# Start of MATERIAL SHOWN
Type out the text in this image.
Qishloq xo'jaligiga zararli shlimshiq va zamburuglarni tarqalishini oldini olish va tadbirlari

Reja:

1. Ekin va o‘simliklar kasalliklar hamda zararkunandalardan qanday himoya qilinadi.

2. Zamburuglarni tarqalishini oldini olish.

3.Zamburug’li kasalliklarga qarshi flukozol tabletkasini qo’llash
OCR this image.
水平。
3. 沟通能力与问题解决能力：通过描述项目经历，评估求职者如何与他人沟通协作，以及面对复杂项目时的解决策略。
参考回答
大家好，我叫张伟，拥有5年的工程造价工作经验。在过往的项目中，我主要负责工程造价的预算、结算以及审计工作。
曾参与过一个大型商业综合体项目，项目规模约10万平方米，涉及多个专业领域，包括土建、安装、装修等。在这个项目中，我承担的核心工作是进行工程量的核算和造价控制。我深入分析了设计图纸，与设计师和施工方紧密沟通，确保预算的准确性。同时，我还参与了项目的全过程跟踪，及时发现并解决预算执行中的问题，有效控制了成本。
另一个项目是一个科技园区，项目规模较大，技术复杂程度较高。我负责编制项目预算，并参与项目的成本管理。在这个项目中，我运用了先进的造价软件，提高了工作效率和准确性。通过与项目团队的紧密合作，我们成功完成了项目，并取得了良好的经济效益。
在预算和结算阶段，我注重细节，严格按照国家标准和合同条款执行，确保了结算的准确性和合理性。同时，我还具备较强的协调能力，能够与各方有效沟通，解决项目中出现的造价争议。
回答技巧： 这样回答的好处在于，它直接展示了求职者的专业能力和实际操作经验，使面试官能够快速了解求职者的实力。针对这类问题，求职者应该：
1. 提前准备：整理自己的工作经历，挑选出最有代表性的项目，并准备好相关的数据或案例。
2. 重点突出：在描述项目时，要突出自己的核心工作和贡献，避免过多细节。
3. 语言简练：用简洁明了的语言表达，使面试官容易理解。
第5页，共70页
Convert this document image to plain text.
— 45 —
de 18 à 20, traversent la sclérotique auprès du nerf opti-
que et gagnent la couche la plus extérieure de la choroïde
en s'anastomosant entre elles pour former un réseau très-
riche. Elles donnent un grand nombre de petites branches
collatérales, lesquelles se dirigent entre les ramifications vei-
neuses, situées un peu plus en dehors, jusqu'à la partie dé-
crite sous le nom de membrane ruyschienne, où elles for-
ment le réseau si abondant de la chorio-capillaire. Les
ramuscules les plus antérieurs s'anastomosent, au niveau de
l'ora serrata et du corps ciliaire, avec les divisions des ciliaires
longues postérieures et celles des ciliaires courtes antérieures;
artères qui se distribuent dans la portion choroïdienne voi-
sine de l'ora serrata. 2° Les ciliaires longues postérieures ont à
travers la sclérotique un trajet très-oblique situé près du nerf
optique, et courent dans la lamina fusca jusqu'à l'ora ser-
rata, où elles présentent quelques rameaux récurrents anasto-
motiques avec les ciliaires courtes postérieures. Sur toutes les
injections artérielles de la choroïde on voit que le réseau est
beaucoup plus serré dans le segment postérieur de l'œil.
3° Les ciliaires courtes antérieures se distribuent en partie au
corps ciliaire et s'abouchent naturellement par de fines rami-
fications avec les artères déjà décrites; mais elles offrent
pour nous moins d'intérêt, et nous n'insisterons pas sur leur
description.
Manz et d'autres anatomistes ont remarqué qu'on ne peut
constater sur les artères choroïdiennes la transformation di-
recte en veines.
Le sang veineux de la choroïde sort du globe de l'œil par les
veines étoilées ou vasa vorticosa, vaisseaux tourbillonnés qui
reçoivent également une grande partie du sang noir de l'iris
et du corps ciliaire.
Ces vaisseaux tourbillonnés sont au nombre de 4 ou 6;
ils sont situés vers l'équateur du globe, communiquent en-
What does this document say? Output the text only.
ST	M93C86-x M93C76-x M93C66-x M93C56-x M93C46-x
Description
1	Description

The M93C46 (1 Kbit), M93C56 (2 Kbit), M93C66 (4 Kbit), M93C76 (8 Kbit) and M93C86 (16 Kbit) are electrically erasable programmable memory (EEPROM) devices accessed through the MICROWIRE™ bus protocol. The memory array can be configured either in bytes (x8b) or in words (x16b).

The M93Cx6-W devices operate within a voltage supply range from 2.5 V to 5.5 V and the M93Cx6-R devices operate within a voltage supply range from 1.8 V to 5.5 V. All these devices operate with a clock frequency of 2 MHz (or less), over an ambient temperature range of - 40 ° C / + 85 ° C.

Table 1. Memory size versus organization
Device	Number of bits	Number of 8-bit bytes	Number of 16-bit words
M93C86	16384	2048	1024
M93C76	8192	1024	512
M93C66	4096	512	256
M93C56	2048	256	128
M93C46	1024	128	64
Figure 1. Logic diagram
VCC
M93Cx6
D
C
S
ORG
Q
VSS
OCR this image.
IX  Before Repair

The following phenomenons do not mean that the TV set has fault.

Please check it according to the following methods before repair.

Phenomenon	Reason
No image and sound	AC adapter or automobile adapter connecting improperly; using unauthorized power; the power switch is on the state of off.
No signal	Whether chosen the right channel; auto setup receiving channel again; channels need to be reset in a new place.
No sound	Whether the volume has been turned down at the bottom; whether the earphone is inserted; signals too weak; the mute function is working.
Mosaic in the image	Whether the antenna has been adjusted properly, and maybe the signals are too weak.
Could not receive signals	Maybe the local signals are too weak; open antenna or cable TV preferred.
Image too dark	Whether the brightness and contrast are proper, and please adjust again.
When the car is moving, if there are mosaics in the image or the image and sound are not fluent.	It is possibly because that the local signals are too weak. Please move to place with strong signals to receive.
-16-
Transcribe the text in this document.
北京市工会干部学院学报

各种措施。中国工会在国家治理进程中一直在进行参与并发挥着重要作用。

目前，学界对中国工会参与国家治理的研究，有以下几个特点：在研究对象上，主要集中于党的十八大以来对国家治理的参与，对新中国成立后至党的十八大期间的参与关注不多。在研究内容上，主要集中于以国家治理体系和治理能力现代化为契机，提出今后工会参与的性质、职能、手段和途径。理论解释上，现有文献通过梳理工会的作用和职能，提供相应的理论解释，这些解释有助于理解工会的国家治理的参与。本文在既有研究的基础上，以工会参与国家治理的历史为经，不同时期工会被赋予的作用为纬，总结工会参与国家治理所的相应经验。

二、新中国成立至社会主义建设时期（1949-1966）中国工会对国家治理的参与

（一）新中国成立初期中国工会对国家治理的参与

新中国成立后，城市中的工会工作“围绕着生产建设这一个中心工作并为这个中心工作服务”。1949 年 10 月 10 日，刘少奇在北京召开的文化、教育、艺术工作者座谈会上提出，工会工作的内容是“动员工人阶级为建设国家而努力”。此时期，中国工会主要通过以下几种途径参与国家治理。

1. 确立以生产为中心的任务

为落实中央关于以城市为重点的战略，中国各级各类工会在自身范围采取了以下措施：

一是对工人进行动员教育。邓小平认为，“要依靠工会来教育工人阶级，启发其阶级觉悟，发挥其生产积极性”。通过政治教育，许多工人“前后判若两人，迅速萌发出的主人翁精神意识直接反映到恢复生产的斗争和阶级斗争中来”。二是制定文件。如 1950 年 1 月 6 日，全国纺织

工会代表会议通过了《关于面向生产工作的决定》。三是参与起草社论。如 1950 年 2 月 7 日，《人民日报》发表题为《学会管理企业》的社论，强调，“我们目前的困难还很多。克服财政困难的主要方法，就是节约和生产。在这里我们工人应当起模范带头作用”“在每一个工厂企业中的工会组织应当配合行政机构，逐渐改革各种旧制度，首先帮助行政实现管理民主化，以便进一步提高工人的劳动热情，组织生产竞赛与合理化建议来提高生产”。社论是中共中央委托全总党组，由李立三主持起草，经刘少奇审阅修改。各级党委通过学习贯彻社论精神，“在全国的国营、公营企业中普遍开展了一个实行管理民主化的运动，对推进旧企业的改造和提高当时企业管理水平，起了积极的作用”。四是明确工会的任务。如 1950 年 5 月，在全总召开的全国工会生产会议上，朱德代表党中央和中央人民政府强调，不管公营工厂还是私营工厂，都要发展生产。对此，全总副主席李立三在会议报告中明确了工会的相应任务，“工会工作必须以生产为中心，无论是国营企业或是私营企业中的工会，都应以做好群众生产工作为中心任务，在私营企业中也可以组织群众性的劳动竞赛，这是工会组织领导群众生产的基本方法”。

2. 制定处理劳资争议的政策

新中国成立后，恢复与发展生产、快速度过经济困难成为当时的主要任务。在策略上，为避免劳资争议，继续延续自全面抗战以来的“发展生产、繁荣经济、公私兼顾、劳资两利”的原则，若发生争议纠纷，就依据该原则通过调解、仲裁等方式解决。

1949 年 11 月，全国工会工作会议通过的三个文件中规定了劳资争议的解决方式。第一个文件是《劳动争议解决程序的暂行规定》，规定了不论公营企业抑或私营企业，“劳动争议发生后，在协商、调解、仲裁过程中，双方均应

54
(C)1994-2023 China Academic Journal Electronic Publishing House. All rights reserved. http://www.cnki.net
# End of MATERIAL SHOWN
YOUR INSTRUCTIONS – Extract every line above that contains the word "avec".

FINAL RESULT –
l'ora serrata et du corps ciliaire, avec les divisions des ciliaires
motiques avec les ciliaires courtes postérieures. Sur toutes les
fications avec les artères déjà décrites; mais elles offrent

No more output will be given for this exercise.